Short problem:
Return a copy of each line that holds the string "Phùng".

Task data:
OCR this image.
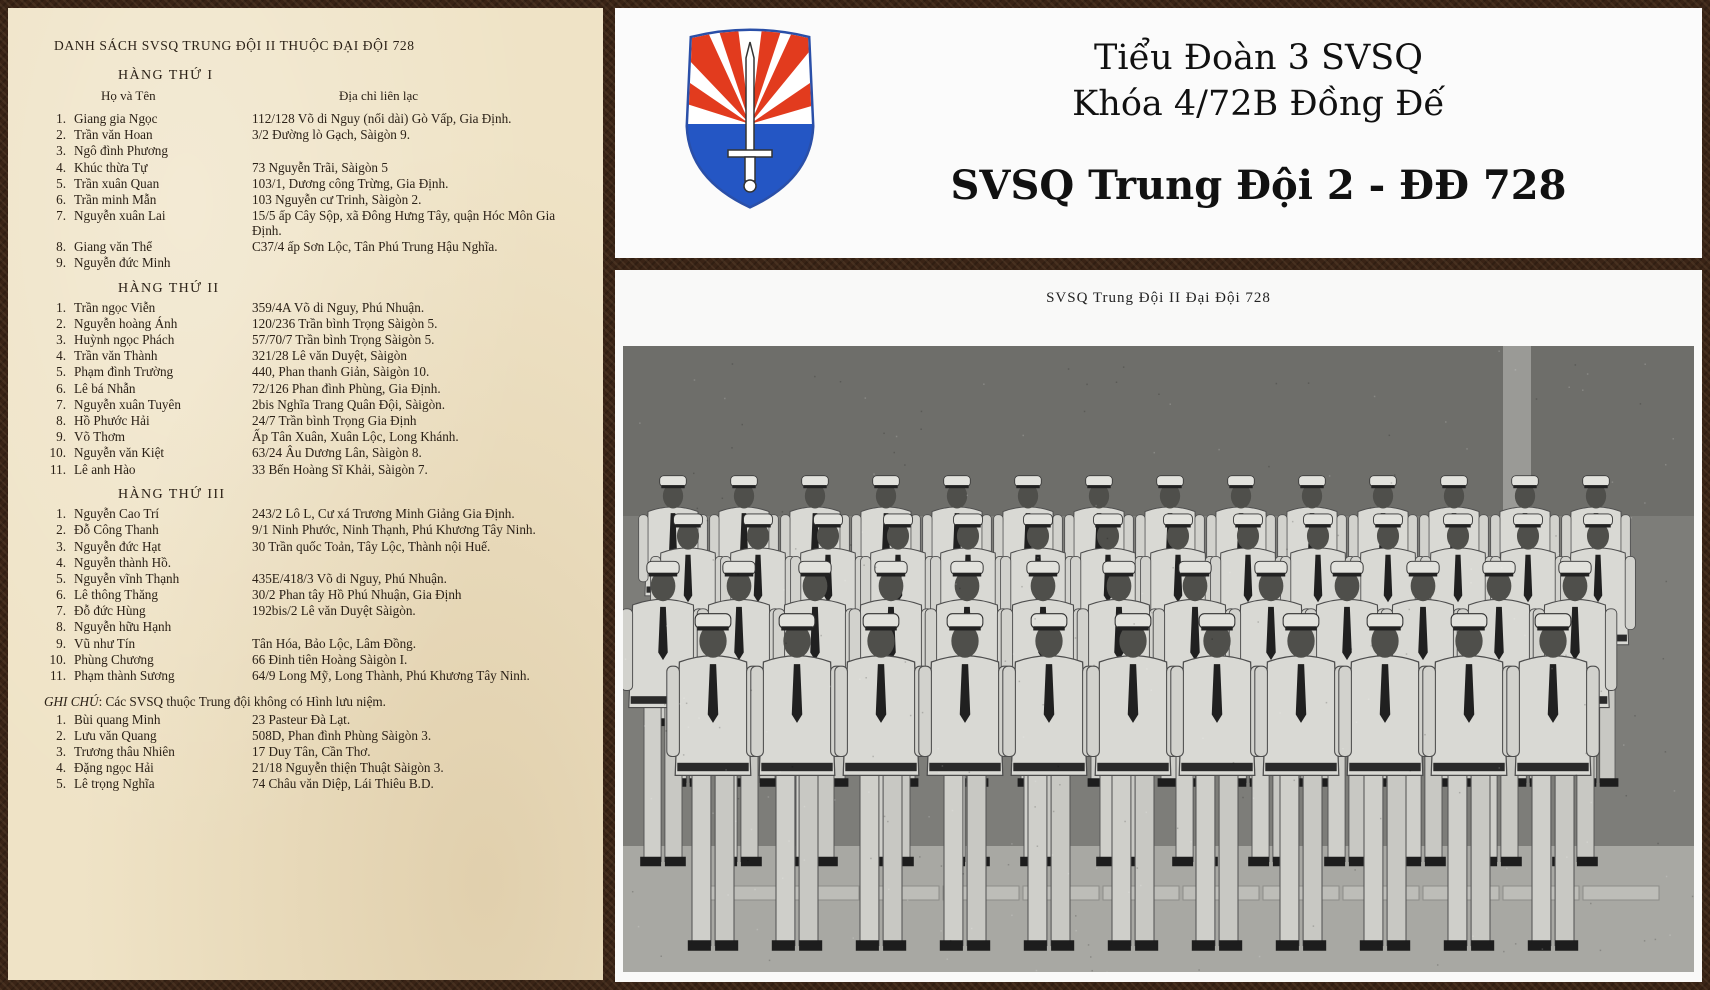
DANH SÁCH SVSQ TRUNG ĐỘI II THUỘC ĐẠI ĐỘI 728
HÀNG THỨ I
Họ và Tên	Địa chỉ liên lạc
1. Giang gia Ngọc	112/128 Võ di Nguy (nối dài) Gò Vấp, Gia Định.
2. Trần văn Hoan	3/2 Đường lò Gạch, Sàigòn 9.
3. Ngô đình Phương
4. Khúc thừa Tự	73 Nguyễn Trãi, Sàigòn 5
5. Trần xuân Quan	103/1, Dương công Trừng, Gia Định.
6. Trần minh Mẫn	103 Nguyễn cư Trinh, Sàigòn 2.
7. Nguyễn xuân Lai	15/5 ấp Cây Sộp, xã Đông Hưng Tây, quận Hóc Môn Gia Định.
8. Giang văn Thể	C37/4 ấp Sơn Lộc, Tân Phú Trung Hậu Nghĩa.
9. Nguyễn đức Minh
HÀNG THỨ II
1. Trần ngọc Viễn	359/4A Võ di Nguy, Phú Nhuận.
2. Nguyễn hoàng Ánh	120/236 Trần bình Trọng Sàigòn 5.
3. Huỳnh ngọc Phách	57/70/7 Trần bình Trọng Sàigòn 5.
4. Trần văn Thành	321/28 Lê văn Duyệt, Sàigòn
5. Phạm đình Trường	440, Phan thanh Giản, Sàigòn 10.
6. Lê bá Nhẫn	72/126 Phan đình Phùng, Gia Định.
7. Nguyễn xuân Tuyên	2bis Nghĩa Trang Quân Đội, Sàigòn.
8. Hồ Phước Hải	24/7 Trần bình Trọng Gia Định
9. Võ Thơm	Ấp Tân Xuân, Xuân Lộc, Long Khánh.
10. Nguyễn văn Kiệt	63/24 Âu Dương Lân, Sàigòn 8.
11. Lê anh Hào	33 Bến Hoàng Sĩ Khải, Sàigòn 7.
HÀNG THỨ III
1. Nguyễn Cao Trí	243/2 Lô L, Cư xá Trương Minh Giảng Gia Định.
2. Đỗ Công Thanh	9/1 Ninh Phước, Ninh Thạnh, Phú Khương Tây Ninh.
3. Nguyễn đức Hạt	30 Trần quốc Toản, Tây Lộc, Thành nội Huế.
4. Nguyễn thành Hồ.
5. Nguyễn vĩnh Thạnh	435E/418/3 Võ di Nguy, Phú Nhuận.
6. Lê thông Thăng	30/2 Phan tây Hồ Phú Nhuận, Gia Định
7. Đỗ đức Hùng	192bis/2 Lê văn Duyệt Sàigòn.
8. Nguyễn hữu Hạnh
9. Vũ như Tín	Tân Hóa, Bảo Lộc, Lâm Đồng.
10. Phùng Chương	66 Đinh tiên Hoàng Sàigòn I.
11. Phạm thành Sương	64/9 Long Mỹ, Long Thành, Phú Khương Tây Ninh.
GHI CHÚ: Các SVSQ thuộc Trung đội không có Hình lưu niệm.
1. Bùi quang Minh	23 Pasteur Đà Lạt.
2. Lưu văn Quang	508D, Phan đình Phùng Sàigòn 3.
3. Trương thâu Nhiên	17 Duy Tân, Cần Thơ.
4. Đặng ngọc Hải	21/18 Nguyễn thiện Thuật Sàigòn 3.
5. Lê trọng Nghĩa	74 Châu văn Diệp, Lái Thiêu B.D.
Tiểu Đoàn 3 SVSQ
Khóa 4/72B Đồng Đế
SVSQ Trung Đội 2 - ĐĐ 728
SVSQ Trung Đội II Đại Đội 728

==

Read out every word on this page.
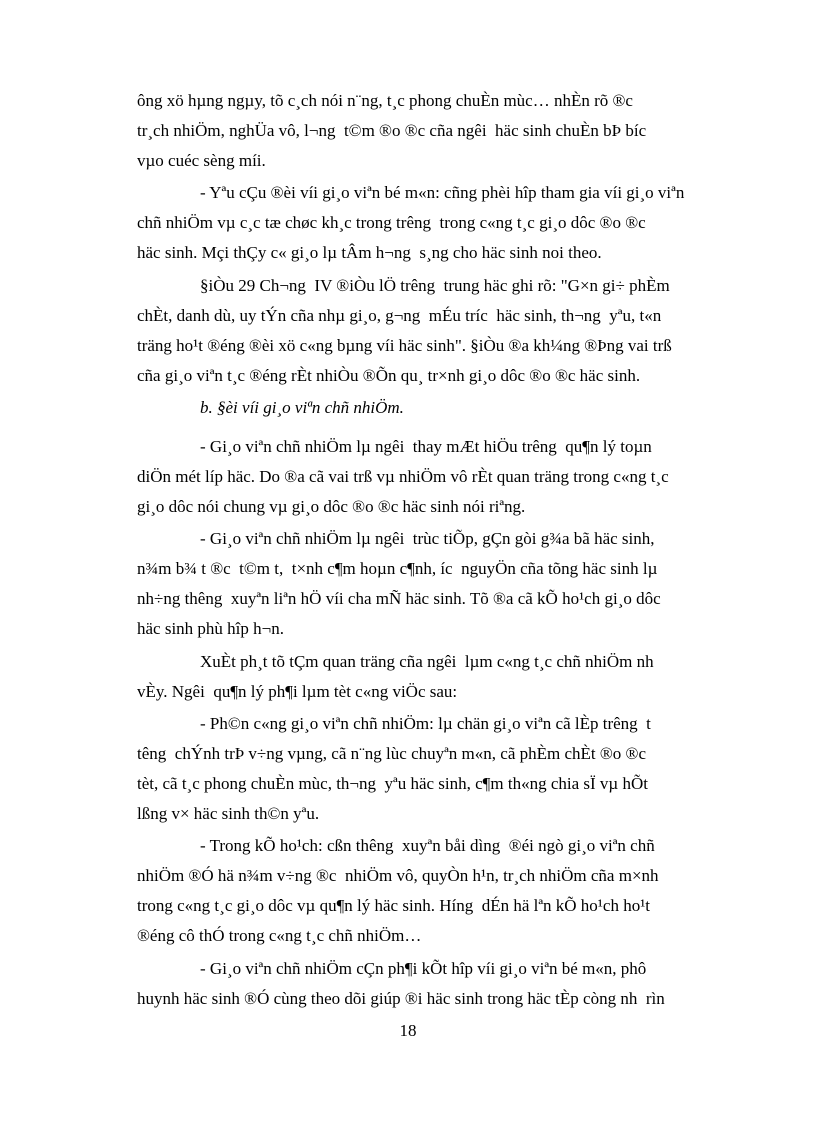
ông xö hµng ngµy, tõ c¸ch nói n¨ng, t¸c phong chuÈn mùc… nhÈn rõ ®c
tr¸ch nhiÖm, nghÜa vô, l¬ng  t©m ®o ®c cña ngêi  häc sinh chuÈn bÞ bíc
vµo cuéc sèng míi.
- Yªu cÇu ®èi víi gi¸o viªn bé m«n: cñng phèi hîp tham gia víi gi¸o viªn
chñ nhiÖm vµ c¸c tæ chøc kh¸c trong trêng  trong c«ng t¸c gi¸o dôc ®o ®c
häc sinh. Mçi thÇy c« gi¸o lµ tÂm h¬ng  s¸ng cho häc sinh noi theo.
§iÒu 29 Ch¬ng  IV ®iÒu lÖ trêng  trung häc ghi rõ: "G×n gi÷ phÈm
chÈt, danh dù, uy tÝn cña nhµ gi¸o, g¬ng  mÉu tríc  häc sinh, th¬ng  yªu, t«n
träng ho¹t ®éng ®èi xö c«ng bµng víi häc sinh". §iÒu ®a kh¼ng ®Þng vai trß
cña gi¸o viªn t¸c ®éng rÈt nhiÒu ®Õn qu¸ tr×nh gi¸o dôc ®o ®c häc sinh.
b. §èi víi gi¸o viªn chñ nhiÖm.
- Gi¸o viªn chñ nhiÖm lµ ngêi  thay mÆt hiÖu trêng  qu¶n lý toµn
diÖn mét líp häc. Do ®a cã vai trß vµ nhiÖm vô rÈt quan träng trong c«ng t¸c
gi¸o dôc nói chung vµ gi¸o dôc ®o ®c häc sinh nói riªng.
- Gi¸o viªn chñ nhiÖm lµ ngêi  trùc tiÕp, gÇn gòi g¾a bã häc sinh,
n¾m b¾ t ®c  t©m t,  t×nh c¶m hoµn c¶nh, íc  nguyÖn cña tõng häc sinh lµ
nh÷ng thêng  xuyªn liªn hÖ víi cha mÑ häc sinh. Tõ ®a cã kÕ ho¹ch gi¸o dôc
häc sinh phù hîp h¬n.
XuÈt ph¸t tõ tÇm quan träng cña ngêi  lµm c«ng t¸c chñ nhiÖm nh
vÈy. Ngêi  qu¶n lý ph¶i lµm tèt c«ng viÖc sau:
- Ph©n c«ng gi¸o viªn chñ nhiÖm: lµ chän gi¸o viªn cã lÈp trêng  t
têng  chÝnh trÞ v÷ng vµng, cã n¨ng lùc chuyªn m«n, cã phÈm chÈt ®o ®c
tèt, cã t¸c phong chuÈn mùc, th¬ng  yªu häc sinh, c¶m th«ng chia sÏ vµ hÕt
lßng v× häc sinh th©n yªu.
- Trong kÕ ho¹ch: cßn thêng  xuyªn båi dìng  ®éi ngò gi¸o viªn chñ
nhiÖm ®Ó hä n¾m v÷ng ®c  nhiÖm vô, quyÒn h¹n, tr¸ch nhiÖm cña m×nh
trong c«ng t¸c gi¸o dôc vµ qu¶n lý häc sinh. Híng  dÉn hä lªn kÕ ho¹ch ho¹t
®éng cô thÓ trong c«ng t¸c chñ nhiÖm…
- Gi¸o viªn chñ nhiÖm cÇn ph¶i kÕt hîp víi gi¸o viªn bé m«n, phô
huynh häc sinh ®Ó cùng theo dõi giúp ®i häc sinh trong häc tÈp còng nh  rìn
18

Response:
6. Lê bá Nhẫn	72/126 Phan đình Phùng, Gia Định.
10. Phùng Chương	66 Đinh tiên Hoàng Sàigòn I.
2. Lưu văn Quang	508D, Phan đình Phùng Sàigòn 3.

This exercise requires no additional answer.